* Requirements *
Write out every entry precisely as given, leaving the pictures out.

* Recorded information *
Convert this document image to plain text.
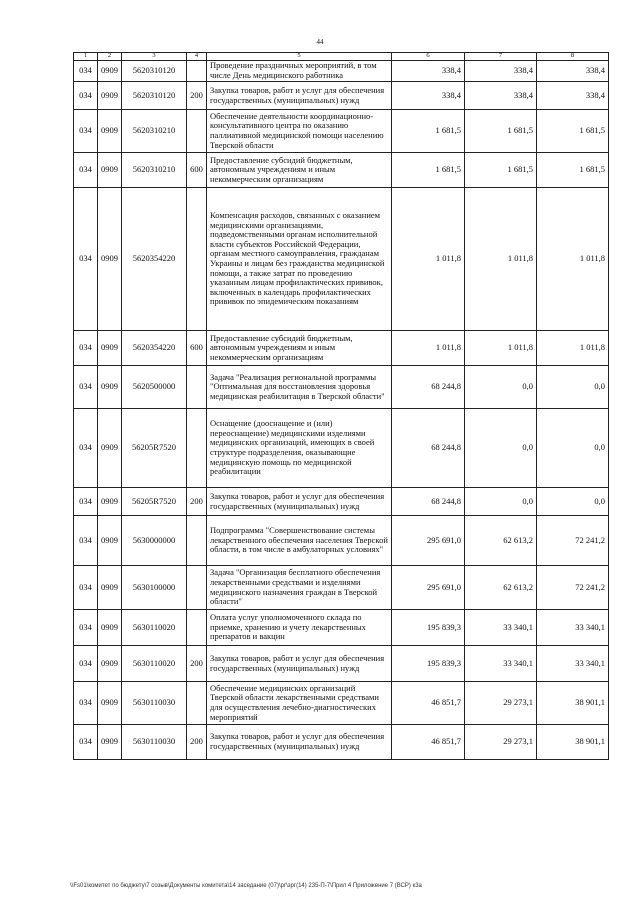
44
1	2	3	4	5	6	7	8
034	0909	5620310120		Проведение праздничных мероприятий, в том числе День медицинского работника	338,4	338,4	338,4
034	0909	5620310120	200	Закупка товаров, работ и услуг для обеспечения государственных (муниципальных) нужд	338,4	338,4	338,4
034	0909	5620310210		Обеспечение деятельности координационно-консультативного центра по оказанию паллиативной медицинской помощи населению Тверской области	1 681,5	1 681,5	1 681,5
034	0909	5620310210	600	Предоставление субсидий бюджетным, автономным учреждениям и иным некоммерческим организациям	1 681,5	1 681,5	1 681,5
034	0909	5620354220		Компенсация расходов, связанных с оказанием медицинскими организациями, подведомственными органам исполнительной власти субъектов Российской Федерации, органам местного самоуправления, гражданам Украины и лицам без гражданства медицинской помощи, а также затрат по проведению указанным лицам профилактических прививок, включенных в календарь профилактических прививок по эпидемическим показаниям	1 011,8	1 011,8	1 011,8
034	0909	5620354220	600	Предоставление субсидий бюджетным, автономным учреждениям и иным некоммерческим организациям	1 011,8	1 011,8	1 011,8
034	0909	5620500000		Задача "Реализация региональной программы "Оптимальная для восстановления здоровья медицинская реабилитация в Тверской области"	68 244,8	0,0	0,0
034	0909	56205R7520		Оснащение (дооснащение и (или) переоснащение) медицинскими изделиями медицинских организаций, имеющих в своей структуре подразделения, оказывающие медицинскую помощь по медицинской реабилитации	68 244,8	0,0	0,0
034	0909	56205R7520	200	Закупка товаров, работ и услуг для обеспечения государственных (муниципальных) нужд	68 244,8	0,0	0,0
034	0909	5630000000		Подпрограмма "Совершенствование системы лекарственного обеспечения населения Тверской области, в том числе в амбулаторных условиях"	295 691,0	62 613,2	72 241,2
034	0909	5630100000		Задача "Организация бесплатного обеспечения лекарственными средствами и изделиями медицинского назначения граждан в Тверской области"	295 691,0	62 613,2	72 241,2
034	0909	5630110020		Оплата услуг уполномоченного склада по приемке, хранению и учету лекарственных препаратов и вакцин	195 839,3	33 340,1	33 340,1
034	0909	5630110020	200	Закупка товаров, работ и услуг для обеспечения государственных (муниципальных) нужд	195 839,3	33 340,1	33 340,1
034	0909	5630110030		Обеспечение медицинских организаций Тверской области лекарственными средствами для осуществления лечебно-диагностических мероприятий	46 851,7	29 273,1	38 901,1
034	0909	5630110030	200	Закупка товаров, работ и услуг для обеспечения государственных (муниципальных) нужд	46 851,7	29 273,1	38 901,1
\\Fs01\комитет по бюджету\7 созыв\Документы комитета\14 заседание (07)\рг\зрг(14) 235-П-7\Прил 4 Приложение 7 (ВСР) к3а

* Answer for the task *
Convert this document image to plain text.
44
1	2	3	4	5	6	7	8
034	0909	5620310120		Проведение праздничных мероприятий, в том числе День медицинского работника	338,4	338,4	338,4
034	0909	5620310120	200	Закупка товаров, работ и услуг для обеспечения государственных (муниципальных) нужд	338,4	338,4	338,4
034	0909	5620310210		Обеспечение деятельности координационно-консультативного центра по оказанию паллиативной медицинской помощи населению Тверской области	1 681,5	1 681,5	1 681,5
034	0909	5620310210	600	Предоставление субсидий бюджетным, автономным учреждениям и иным некоммерческим организациям	1 681,5	1 681,5	1 681,5
034	0909	5620354220		Компенсация расходов, связанных с оказанием медицинскими организациями, подведомственными органам исполнительной власти субъектов Российской Федерации, органам местного самоуправления, гражданам Украины и лицам без гражданства медицинской помощи, а также затрат по проведению указанным лицам профилактических прививок, включенных в календарь профилактических прививок по эпидемическим показаниям	1 011,8	1 011,8	1 011,8
034	0909	5620354220	600	Предоставление субсидий бюджетным, автономным учреждениям и иным некоммерческим организациям	1 011,8	1 011,8	1 011,8
034	0909	5620500000		Задача "Реализация региональной программы "Оптимальная для восстановления здоровья медицинская реабилитация в Тверской области"	68 244,8	0,0	0,0
034	0909	56205R7520		Оснащение (дооснащение и (или) переоснащение) медицинскими изделиями медицинских организаций, имеющих в своей структуре подразделения, оказывающие медицинскую помощь по медицинской реабилитации	68 244,8	0,0	0,0
034	0909	56205R7520	200	Закупка товаров, работ и услуг для обеспечения государственных (муниципальных) нужд	68 244,8	0,0	0,0
034	0909	5630000000		Подпрограмма "Совершенствование системы лекарственного обеспечения населения Тверской области, в том числе в амбулаторных условиях"	295 691,0	62 613,2	72 241,2
034	0909	5630100000		Задача "Организация бесплатного обеспечения лекарственными средствами и изделиями медицинского назначения граждан в Тверской области"	295 691,0	62 613,2	72 241,2
034	0909	5630110020		Оплата услуг уполномоченного склада по приемке, хранению и учету лекарственных препаратов и вакцин	195 839,3	33 340,1	33 340,1
034	0909	5630110020	200	Закупка товаров, работ и услуг для обеспечения государственных (муниципальных) нужд	195 839,3	33 340,1	33 340,1
034	0909	5630110030		Обеспечение медицинских организаций Тверской области лекарственными средствами для осуществления лечебно-диагностических мероприятий	46 851,7	29 273,1	38 901,1
034	0909	5630110030	200	Закупка товаров, работ и услуг для обеспечения государственных (муниципальных) нужд	46 851,7	29 273,1	38 901,1
\\Fs01\комитет по бюджету\7 созыв\Документы комитета\14 заседание (07)\рг\зрг(14) 235-П-7\Прил 4 Приложение 7 (ВСР) к3а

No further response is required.